Goal of the exercise: Output the records exactly. Include every line.

Records for this exercise:
************

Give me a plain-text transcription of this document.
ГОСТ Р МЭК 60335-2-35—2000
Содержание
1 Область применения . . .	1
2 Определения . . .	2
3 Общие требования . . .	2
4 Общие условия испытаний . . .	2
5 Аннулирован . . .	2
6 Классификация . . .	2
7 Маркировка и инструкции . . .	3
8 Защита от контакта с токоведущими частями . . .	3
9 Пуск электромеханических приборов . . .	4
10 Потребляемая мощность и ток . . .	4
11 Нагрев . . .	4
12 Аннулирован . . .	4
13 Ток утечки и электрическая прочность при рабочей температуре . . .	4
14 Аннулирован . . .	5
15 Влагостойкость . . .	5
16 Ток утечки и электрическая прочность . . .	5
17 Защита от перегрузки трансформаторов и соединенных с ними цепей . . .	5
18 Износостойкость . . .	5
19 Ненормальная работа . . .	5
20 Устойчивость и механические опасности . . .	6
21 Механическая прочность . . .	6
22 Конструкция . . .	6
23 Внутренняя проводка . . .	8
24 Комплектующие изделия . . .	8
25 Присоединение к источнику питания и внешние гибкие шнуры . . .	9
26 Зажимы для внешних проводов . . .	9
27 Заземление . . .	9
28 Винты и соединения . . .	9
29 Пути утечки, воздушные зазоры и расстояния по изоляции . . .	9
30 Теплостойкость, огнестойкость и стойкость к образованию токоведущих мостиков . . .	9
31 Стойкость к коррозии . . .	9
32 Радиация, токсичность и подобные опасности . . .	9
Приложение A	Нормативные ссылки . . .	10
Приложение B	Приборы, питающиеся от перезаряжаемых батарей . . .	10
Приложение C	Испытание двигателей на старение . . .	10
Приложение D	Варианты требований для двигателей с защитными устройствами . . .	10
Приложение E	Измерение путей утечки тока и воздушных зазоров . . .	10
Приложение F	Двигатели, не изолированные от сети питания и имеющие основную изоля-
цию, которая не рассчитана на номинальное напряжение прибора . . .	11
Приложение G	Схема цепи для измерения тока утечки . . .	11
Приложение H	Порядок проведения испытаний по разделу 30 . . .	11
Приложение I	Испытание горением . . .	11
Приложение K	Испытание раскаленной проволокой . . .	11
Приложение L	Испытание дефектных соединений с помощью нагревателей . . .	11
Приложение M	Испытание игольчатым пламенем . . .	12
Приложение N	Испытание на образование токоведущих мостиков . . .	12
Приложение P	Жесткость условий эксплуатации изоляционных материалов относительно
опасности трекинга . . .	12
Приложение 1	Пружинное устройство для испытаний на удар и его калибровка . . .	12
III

************

Final answer:
Give me a plain-text transcription of this document.
ГОСТ Р МЭК 60335-2-35—2000
Содержание
1 Область применения . . .	1
2 Определения . . .	2
3 Общие требования . . .	2
4 Общие условия испытаний . . .	2
5 Аннулирован . . .	2
6 Классификация . . .	2
7 Маркировка и инструкции . . .	3
8 Защита от контакта с токоведущими частями . . .	3
9 Пуск электромеханических приборов . . .	4
10 Потребляемая мощность и ток . . .	4
11 Нагрев . . .	4
12 Аннулирован . . .	4
13 Ток утечки и электрическая прочность при рабочей температуре . . .	4
14 Аннулирован . . .	5
15 Влагостойкость . . .	5
16 Ток утечки и электрическая прочность . . .	5
17 Защита от перегрузки трансформаторов и соединенных с ними цепей . . .	5
18 Износостойкость . . .	5
19 Ненормальная работа . . .	5
20 Устойчивость и механические опасности . . .	6
21 Механическая прочность . . .	6
22 Конструкция . . .	6
23 Внутренняя проводка . . .	8
24 Комплектующие изделия . . .	8
25 Присоединение к источнику питания и внешние гибкие шнуры . . .	9
26 Зажимы для внешних проводов . . .	9
27 Заземление . . .	9
28 Винты и соединения . . .	9
29 Пути утечки, воздушные зазоры и расстояния по изоляции . . .	9
30 Теплостойкость, огнестойкость и стойкость к образованию токоведущих мостиков . . .	9
31 Стойкость к коррозии . . .	9
32 Радиация, токсичность и подобные опасности . . .	9
Приложение A	Нормативные ссылки . . .	10
Приложение B	Приборы, питающиеся от перезаряжаемых батарей . . .	10
Приложение C	Испытание двигателей на старение . . .	10
Приложение D	Варианты требований для двигателей с защитными устройствами . . .	10
Приложение E	Измерение путей утечки тока и воздушных зазоров . . .	10
Приложение F	Двигатели, не изолированные от сети питания и имеющие основную изоля-
цию, которая не рассчитана на номинальное напряжение прибора . . .	11
Приложение G	Схема цепи для измерения тока утечки . . .	11
Приложение H	Порядок проведения испытаний по разделу 30 . . .	11
Приложение I	Испытание горением . . .	11
Приложение K	Испытание раскаленной проволокой . . .	11
Приложение L	Испытание дефектных соединений с помощью нагревателей . . .	11
Приложение M	Испытание игольчатым пламенем . . .	12
Приложение N	Испытание на образование токоведущих мостиков . . .	12
Приложение P	Жесткость условий эксплуатации изоляционных материалов относительно
опасности трекинга . . .	12
Приложение 1	Пружинное устройство для испытаний на удар и его калибровка . . .	12
III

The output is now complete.